## Description of the task
Return each line holding the string "Grabación".

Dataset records
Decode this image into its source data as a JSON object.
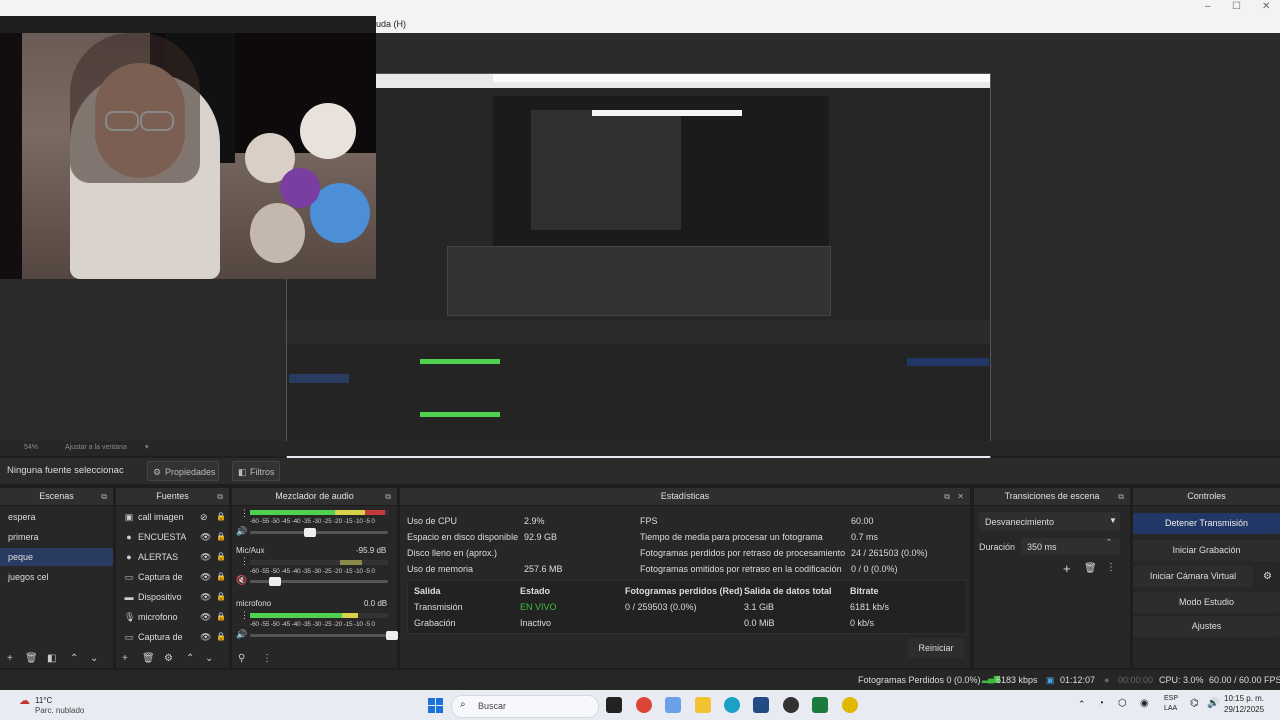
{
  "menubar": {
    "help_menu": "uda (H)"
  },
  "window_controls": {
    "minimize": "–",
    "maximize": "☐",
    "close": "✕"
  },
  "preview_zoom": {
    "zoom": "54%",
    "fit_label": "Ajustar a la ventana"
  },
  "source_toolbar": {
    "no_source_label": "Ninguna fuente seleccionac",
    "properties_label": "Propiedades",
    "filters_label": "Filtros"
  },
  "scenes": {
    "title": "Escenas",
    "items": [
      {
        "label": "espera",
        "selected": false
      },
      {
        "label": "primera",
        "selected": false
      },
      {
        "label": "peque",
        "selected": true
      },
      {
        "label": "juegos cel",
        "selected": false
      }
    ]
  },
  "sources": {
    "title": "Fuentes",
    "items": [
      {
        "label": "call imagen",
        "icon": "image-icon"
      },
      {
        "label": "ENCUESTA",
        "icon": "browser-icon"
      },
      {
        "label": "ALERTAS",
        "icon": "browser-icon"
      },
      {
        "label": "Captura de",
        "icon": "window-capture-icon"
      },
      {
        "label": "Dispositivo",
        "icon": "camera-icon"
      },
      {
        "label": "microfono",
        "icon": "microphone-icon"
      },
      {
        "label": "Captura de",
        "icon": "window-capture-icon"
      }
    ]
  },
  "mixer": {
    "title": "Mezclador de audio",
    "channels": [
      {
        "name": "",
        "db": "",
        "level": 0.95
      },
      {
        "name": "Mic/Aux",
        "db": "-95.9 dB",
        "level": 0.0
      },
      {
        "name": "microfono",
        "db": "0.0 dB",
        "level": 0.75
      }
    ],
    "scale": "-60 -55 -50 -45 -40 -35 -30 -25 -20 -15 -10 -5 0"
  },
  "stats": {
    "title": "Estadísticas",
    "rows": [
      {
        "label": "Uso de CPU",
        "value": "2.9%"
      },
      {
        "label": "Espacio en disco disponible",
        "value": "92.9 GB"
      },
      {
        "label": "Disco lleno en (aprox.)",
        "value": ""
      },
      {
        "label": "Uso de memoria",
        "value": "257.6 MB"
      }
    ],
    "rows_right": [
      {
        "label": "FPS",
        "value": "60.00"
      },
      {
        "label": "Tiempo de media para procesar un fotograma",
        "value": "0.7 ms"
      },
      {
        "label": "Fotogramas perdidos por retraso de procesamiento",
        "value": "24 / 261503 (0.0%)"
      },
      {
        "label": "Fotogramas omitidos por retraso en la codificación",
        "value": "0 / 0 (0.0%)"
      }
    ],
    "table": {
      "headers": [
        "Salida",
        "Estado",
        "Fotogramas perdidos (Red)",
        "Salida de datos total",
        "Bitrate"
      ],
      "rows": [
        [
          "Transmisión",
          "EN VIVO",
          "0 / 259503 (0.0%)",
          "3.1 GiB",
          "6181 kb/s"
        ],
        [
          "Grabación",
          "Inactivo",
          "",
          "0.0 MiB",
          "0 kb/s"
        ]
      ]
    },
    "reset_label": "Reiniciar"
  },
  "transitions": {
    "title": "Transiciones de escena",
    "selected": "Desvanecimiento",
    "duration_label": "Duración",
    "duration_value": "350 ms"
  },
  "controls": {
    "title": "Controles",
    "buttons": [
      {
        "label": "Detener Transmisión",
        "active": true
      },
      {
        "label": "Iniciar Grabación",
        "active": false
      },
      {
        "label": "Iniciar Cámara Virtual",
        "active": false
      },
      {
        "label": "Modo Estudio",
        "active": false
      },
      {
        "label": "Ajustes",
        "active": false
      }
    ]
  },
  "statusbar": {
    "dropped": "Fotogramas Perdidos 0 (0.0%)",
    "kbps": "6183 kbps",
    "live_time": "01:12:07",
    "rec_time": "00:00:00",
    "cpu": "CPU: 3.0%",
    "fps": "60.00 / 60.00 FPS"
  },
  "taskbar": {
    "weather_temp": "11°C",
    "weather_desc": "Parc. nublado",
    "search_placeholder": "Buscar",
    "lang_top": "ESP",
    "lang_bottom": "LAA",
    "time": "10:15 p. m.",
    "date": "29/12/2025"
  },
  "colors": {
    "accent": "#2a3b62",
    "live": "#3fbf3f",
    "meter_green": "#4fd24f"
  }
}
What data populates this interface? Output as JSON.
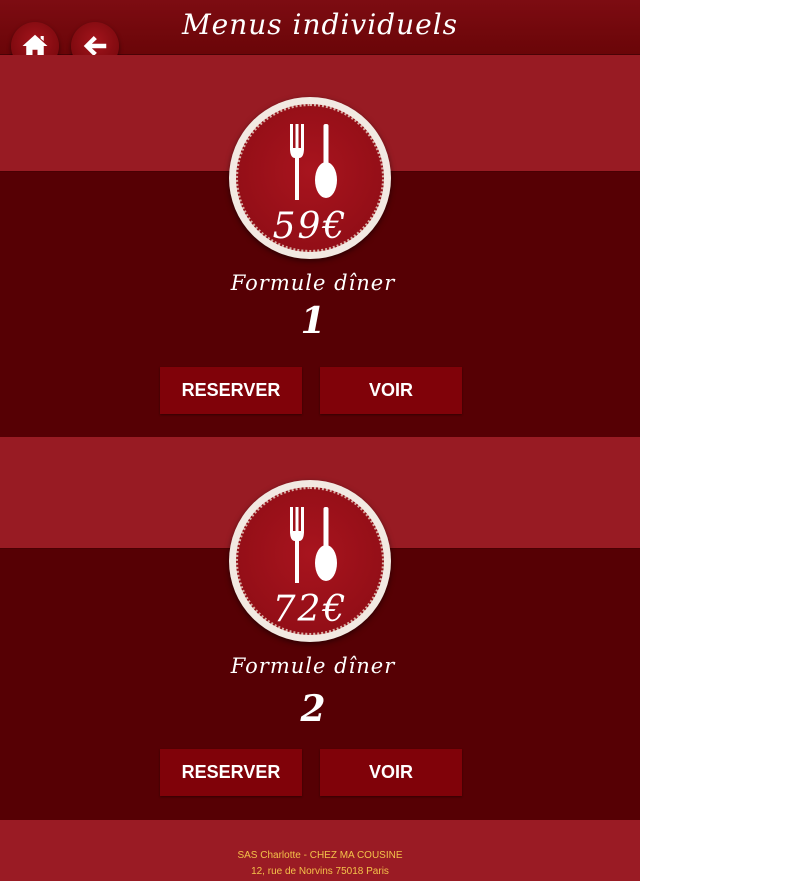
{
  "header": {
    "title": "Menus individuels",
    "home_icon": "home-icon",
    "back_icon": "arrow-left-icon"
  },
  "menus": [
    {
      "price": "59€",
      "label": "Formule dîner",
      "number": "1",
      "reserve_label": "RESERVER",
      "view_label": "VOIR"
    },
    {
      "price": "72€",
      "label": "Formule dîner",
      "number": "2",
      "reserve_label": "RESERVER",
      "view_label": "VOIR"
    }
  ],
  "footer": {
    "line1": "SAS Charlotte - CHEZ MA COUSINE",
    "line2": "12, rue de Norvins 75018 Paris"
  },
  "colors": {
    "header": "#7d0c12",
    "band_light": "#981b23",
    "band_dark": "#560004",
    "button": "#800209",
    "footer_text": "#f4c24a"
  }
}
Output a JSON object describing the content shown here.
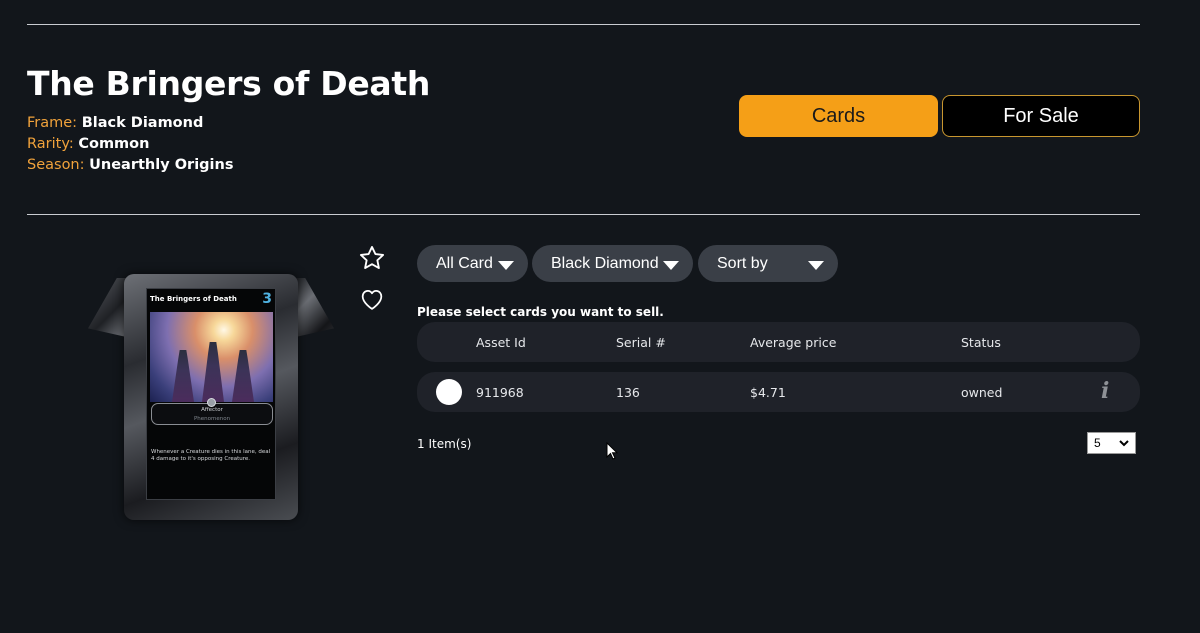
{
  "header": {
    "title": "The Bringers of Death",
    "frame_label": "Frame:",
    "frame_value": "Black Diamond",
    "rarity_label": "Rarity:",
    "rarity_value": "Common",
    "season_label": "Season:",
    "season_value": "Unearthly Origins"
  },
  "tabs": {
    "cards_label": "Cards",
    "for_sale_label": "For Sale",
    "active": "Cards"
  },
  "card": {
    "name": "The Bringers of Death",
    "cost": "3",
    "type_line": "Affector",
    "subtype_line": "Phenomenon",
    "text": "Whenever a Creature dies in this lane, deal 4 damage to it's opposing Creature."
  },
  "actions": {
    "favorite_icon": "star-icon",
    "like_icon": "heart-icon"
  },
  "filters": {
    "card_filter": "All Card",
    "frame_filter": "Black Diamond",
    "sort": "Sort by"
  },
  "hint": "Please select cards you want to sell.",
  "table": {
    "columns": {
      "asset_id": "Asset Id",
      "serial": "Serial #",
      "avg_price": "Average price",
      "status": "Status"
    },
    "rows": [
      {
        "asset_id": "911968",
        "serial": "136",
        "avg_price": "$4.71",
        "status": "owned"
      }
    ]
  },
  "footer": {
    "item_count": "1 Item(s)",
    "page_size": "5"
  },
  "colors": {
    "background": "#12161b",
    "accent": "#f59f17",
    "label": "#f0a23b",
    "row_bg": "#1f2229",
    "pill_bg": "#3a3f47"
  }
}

## The answer
          "Grabación",
        "label": "Iniciar Grabación",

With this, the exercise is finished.